━━━━━ TEXT TO READ
Date: Mon, 14 Jul 2008 16:06:55 -0500
Reply-To: Warren Schlechte <Warren.Schlechte@TPWD.STATE.TX.US>
Sender: "SAS(r) Discussion" <SAS-L@LISTSERV.UGA.EDU>
From: Warren Schlechte <Warren.Schlechte@TPWD.STATE.TX.US>
Subject: Proc SurveySelect - Parsing a Dataset into Multiple Pieces
Content-Type: text/plain; charset="us-ascii"
Below is some code I have produced to parse a large dataset into "n"
distinct sections, each of which I am randomly assigning to a treatment
(so I have "n" treatments). Note that each dataset holds &ss. of the
observations from the Input_Data, and each observation from Input_Data
can belong to one and only one of the data subsets.
I thought I should be able to do this in one pass through SurveySelect,
but cannot figure out how to, if indeed it can be done.
I have coded variations on this using random numbers, sorts, and
datasteps, so I'm not looking for an alternative data step method.
What I want to know is, can this be done simply, with a single pass
through the data, using Proc SurveySelect or other procedure? David
Cassell suggests I shouldn't be loopy, and yet I cannot see how I can
achieve what I want to do without being loopy.
━━━━━━━━━━
### EXERCISE INSTRUCTIONS
1. From the SAS-L post, extract word for word the stretch from "I thought I" through "data step method.".
2. Render this sentence from the SAS-L post in Spanish: "I thought I should be able to do this in one pass through SurveySelect, but cannot figure out how to, if indeed it can be done."
3. State whether each statement agrees with the SAS-L post, answering yes or no and quoting the deciding words: (a) The author wants an alternative data step method. (b) Each observation from Input_Data can belong to only one of the data subsets. (c) David Cassell suggests that the author should be loopy.
The items that follow come from a different source than the SAS-L post.
━━━━━ DATA ROWS
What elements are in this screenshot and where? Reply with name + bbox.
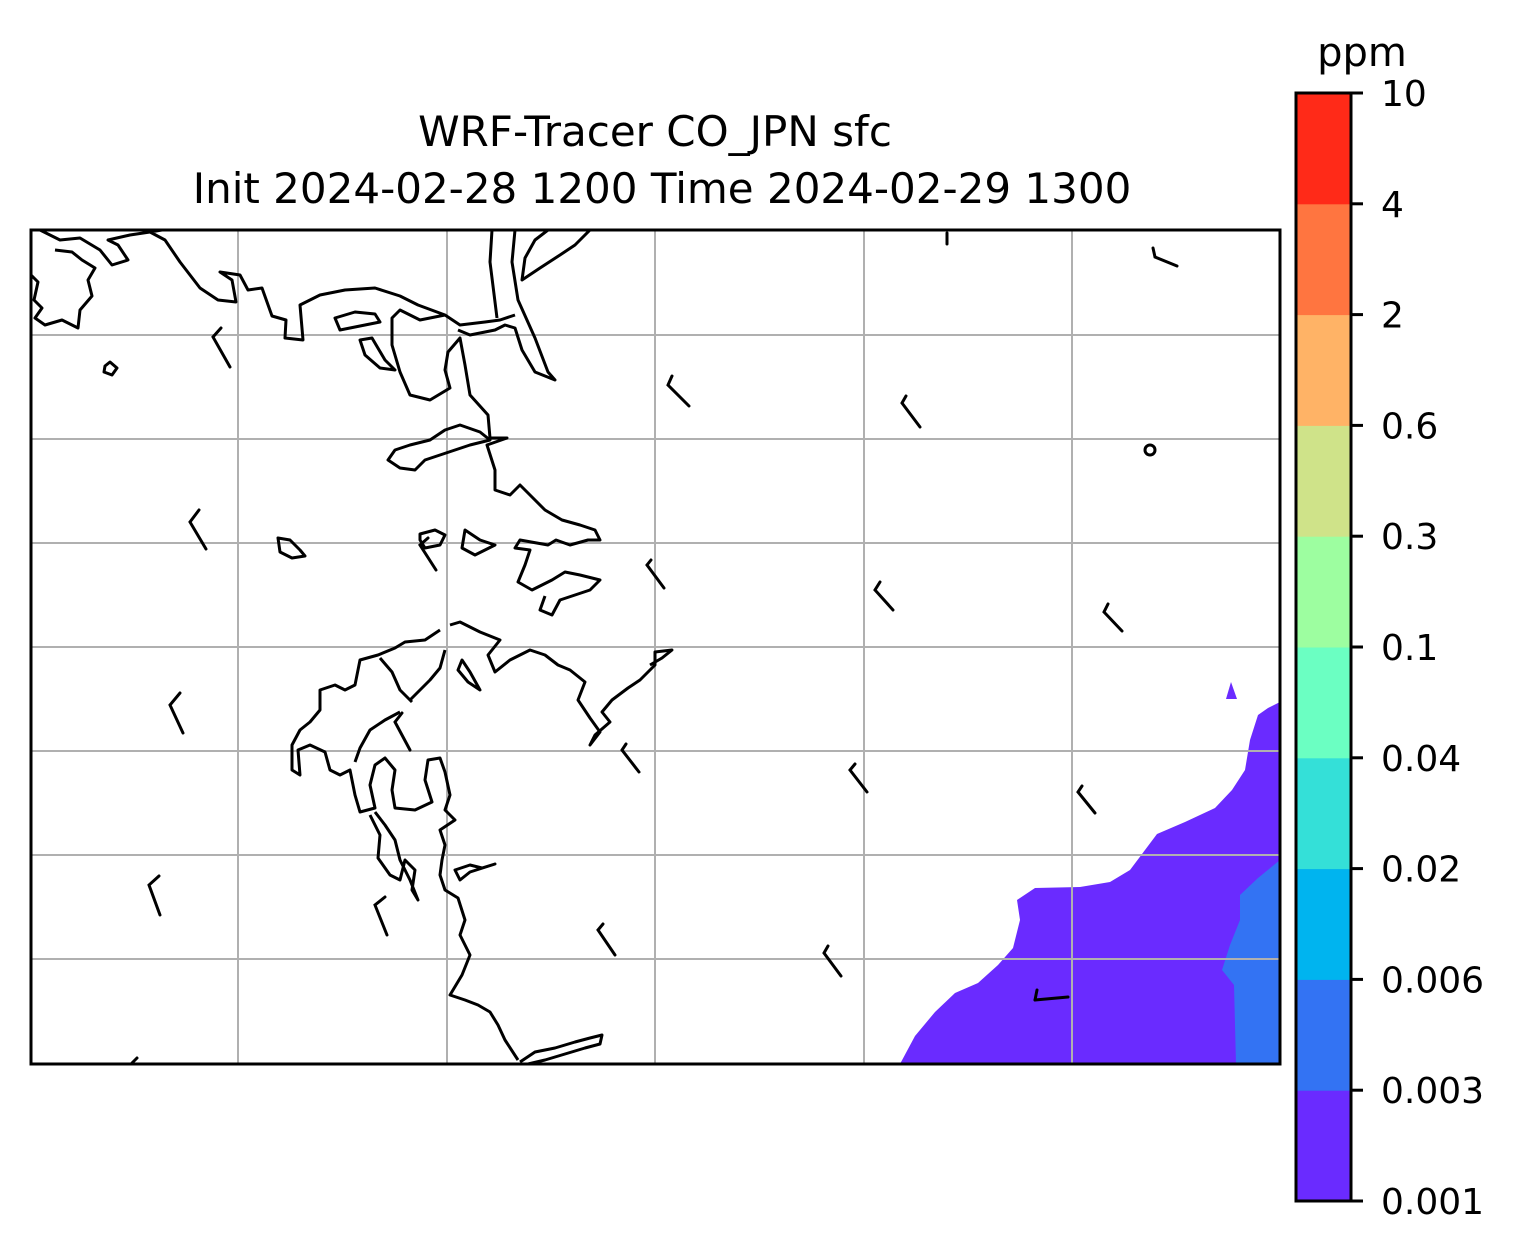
colorbar-block bbox=[1296, 1090, 1351, 1202]
tracer-contour-0.001-spot bbox=[1226, 682, 1237, 699]
colorbar-block bbox=[1296, 868, 1351, 980]
colorbar: ppm 0.001 0.003 0.006 0.02 0.04 0.1 0.3 0.6 2 4 10 bbox=[1294, 30, 1484, 1223]
colorbar-frame bbox=[1294, 91, 1353, 1203]
colorbar-tick-label: 0.1 bbox=[1381, 628, 1438, 669]
colorbar-ticks: 0.001 0.003 0.006 0.02 0.04 0.1 0.3 0.6 2 4 10 bbox=[1351, 74, 1484, 1223]
coastline-northwest bbox=[39, 230, 516, 342]
coastline-central-peninsula bbox=[390, 308, 602, 617]
wind-barb bbox=[848, 762, 869, 794]
wind-barb bbox=[147, 874, 162, 917]
map-frame bbox=[29, 228, 1282, 1066]
coastline-isle-small bbox=[102, 360, 119, 377]
colorbar-block bbox=[1296, 536, 1351, 648]
coastlines bbox=[31, 230, 1157, 1064]
coastline-west-edge bbox=[31, 248, 97, 330]
coastline-far-island bbox=[1143, 443, 1157, 457]
coastline-south-bay bbox=[368, 811, 497, 902]
colorbar-tick-label: 10 bbox=[1381, 74, 1427, 115]
wind-barb bbox=[1151, 246, 1179, 268]
coastline-inlet-2 bbox=[358, 336, 397, 372]
gridlines bbox=[31, 230, 1280, 1064]
colorbar-block bbox=[1296, 93, 1351, 205]
coastline-southwest-complex-2 bbox=[353, 649, 482, 763]
colorbar-tick-label: 0.003 bbox=[1381, 1071, 1484, 1112]
coastline-river-channel bbox=[457, 230, 592, 382]
wind-barb bbox=[1033, 995, 1070, 1002]
colorbar-tick-label: 0.006 bbox=[1381, 960, 1484, 1001]
colorbar-tick-label: 0.001 bbox=[1381, 1182, 1484, 1223]
tracer-contour-0.001 bbox=[900, 702, 1280, 1064]
coastline-inlet-3 bbox=[333, 310, 382, 332]
wind-barb bbox=[1102, 602, 1124, 633]
wind-barb bbox=[645, 558, 666, 590]
wind-barb bbox=[873, 580, 895, 612]
map-panel bbox=[29, 228, 1282, 1066]
wind-barb bbox=[188, 508, 208, 551]
chart-title-line1: WRF-Tracer CO_JPN sfc bbox=[418, 107, 892, 156]
coastline-southern-coast bbox=[449, 620, 674, 747]
colorbar-blocks bbox=[1296, 93, 1351, 1202]
wind-barb bbox=[1033, 988, 1039, 1002]
colorbar-tick-label: 0.6 bbox=[1381, 406, 1438, 447]
colorbar-block bbox=[1296, 979, 1351, 1091]
colorbar-block bbox=[1296, 203, 1351, 316]
wind-barb bbox=[900, 394, 922, 429]
coastline-isle-mid-2 bbox=[418, 528, 447, 550]
wind-barb bbox=[1076, 784, 1097, 815]
colorbar-tick-label: 2 bbox=[1381, 296, 1404, 337]
wind-barb bbox=[393, 711, 412, 752]
colorbar-tick-label: 4 bbox=[1381, 185, 1404, 226]
wind-barb bbox=[822, 944, 843, 978]
colorbar-block bbox=[1296, 757, 1351, 870]
colorbar-unit-label: ppm bbox=[1317, 30, 1407, 76]
tracer-contour-0.003 bbox=[1222, 860, 1280, 1064]
chart-title-line2: Init 2024-02-28 1200 Time 2024-02-29 130… bbox=[193, 164, 1132, 213]
wind-barb bbox=[418, 536, 438, 572]
colorbar-tick-label: 0.02 bbox=[1381, 850, 1461, 891]
coastline-isle-mid-1 bbox=[276, 536, 307, 560]
colorbar-block bbox=[1296, 314, 1351, 426]
wind-barb bbox=[596, 922, 617, 957]
coastline-south-tip bbox=[519, 1033, 604, 1064]
wind-barb bbox=[211, 326, 232, 369]
wind-barb bbox=[130, 1056, 139, 1065]
colorbar-block bbox=[1296, 647, 1351, 759]
wind-barbs bbox=[130, 231, 1179, 1065]
wind-barb bbox=[373, 895, 389, 937]
coastline-southwest-complex bbox=[290, 628, 520, 1061]
wind-barb bbox=[666, 374, 691, 408]
coastline-isle-mid-3 bbox=[460, 528, 497, 557]
wind-barb bbox=[620, 742, 641, 774]
colorbar-tick-label: 0.04 bbox=[1381, 739, 1461, 780]
colorbar-tick-label: 0.3 bbox=[1381, 517, 1438, 558]
colorbar-block bbox=[1296, 425, 1351, 537]
tracer-field bbox=[900, 682, 1280, 1064]
wind-barb bbox=[168, 691, 185, 735]
coastline-inlet-1 bbox=[386, 423, 492, 472]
━━━━━━━━━━
### ANSWERS FOR THE EXERCISE
1.
I thought I should be able to do this in one pass through SurveySelect,
but cannot figure out how to, if indeed it can be done.
I have coded variations on this using random numbers, sorts, and
datasteps, so I'm not looking for an alternative data step method.

2. Pensé que debería poder hacer esto en una sola pasada por SurveySelect, pero no logro averiguar cómo hacerlo, si es que realmente se puede hacer.

3.
(a) No: "so I'm not looking for an alternative data step method"
(b) Yes: "each observation from Input_Data can belong to one and only one of the data subsets"
(c) No: "David Cassell suggests I shouldn't be loopy"